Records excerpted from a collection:
-------------------------
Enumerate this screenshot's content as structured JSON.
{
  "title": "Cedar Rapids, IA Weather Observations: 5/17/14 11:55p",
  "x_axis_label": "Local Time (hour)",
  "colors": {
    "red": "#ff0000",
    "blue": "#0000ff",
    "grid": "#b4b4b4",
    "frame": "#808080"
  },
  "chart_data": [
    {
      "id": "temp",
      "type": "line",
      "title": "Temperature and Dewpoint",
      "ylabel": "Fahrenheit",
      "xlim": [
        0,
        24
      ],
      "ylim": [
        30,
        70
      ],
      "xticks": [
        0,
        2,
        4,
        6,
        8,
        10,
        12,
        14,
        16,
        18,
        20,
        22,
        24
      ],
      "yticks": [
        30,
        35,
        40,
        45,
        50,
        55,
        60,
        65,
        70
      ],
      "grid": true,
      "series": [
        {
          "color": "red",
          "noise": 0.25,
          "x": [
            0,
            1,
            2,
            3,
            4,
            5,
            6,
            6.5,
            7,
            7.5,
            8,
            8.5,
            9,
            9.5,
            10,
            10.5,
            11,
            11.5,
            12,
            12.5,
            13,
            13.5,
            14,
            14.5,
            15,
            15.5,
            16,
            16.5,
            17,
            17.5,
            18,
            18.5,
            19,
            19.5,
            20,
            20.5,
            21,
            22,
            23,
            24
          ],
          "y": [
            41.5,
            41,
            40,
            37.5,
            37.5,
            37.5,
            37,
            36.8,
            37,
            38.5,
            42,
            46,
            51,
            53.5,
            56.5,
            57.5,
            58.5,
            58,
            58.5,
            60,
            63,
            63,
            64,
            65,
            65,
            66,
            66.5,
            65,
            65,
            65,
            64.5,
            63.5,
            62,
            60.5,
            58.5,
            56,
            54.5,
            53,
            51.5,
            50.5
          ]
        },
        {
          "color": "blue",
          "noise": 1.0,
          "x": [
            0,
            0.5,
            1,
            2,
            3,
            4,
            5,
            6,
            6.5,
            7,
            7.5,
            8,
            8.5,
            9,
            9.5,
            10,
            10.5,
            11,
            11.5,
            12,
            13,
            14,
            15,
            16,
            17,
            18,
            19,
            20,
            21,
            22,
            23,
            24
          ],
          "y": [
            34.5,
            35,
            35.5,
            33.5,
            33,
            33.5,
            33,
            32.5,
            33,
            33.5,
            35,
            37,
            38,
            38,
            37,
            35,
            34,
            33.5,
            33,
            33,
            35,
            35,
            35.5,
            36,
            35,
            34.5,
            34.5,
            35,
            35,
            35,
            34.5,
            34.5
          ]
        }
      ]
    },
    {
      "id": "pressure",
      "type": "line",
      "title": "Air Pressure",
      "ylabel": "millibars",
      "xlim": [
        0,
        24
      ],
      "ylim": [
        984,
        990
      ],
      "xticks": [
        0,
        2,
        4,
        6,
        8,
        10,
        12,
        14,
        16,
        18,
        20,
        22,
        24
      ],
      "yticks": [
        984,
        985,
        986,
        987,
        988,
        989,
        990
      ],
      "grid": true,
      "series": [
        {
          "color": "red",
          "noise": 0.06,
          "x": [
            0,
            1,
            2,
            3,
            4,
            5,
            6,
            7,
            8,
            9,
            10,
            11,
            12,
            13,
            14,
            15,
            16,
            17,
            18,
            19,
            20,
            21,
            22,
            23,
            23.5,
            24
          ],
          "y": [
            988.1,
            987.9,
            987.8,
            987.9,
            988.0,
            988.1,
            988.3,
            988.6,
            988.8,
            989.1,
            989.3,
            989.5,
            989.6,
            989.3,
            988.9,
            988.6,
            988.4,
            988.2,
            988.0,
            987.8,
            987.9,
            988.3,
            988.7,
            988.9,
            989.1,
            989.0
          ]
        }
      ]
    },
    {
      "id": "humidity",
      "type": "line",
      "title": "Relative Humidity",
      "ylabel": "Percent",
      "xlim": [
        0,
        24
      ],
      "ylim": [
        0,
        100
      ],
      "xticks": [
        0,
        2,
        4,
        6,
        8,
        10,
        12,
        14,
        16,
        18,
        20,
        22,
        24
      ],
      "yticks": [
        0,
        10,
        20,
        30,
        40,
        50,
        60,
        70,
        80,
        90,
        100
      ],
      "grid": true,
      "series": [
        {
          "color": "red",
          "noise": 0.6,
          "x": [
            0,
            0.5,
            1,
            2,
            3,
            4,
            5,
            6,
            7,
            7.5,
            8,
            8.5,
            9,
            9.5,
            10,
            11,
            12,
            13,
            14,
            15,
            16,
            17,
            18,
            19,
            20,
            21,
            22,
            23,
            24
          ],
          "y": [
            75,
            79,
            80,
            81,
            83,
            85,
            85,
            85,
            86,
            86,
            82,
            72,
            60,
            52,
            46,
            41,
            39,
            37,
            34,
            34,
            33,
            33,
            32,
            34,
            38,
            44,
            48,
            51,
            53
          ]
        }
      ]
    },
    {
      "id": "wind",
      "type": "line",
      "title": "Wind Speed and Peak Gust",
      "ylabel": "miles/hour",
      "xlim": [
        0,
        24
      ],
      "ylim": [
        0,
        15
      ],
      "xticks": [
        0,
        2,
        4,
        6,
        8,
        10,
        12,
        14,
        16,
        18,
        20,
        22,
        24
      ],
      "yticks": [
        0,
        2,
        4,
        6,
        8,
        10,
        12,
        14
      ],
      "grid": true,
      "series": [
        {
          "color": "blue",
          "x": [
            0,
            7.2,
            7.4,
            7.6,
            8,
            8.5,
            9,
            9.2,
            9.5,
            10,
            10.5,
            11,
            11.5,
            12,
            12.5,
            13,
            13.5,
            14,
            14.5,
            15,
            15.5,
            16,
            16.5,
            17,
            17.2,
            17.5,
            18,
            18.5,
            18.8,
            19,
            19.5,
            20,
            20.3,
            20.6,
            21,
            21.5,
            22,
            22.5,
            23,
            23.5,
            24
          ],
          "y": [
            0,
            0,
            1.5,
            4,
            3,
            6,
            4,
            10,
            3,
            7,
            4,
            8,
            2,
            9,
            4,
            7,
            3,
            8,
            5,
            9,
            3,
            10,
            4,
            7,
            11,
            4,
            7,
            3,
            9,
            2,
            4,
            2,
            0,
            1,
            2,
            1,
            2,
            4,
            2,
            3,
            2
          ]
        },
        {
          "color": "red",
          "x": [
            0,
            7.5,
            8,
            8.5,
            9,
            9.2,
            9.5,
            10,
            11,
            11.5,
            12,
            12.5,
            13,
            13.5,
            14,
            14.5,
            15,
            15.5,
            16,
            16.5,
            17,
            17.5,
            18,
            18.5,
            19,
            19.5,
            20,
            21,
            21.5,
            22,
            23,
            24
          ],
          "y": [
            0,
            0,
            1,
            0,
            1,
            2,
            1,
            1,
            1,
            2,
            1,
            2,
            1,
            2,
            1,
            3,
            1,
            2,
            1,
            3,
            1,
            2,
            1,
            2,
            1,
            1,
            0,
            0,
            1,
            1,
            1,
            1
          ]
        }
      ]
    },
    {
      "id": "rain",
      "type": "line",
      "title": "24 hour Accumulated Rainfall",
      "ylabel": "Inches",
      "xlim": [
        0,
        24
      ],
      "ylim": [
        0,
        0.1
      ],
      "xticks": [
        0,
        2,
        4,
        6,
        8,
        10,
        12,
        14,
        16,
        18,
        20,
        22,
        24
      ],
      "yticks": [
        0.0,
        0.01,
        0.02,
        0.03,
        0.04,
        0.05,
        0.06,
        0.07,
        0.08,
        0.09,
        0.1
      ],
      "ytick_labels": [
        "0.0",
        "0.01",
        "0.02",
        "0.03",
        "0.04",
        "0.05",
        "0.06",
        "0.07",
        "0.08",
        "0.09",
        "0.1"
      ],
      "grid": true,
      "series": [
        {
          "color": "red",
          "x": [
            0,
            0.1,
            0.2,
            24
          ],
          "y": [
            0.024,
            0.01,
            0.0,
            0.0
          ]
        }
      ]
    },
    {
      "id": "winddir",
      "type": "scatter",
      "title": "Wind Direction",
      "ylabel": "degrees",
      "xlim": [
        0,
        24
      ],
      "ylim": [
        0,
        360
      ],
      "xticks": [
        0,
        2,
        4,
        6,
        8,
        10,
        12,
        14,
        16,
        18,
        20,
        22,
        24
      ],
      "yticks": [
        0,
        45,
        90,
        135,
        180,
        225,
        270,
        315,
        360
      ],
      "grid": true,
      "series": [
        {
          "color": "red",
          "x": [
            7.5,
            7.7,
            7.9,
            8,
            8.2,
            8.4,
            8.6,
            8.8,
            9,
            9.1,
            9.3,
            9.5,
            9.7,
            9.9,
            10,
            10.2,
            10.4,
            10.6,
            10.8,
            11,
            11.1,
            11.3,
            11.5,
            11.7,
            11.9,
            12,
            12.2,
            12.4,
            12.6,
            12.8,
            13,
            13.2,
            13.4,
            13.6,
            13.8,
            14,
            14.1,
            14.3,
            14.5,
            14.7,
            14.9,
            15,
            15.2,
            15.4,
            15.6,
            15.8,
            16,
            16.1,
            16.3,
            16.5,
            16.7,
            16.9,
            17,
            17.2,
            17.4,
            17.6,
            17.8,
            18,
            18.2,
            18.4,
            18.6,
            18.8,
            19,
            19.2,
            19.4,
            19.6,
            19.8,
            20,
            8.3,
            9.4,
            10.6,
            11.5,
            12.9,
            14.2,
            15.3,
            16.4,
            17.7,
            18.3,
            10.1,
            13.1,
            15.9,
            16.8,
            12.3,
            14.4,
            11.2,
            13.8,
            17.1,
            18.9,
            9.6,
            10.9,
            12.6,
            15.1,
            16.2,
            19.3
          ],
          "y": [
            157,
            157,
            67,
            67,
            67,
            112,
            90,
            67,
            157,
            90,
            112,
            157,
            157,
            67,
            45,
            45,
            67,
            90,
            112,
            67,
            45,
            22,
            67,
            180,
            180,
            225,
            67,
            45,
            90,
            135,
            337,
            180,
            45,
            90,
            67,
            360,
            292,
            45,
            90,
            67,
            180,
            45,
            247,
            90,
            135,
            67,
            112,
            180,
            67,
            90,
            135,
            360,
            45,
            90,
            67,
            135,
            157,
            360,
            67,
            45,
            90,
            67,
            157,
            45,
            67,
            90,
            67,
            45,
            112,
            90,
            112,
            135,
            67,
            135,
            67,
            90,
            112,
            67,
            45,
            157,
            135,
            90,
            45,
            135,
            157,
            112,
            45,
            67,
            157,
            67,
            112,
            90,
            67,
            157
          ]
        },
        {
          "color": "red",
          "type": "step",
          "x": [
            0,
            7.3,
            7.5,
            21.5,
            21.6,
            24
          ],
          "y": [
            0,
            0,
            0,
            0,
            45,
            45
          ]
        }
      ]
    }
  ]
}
-------------------------
Pull out each line containing the word "ylabel" and copy it.

      "ylabel": "Fahrenheit",
      "ylabel": "millibars",
      "ylabel": "Percent",
      "ylabel": "miles/hour",
      "ylabel": "Inches",
      "ylabel": "degrees",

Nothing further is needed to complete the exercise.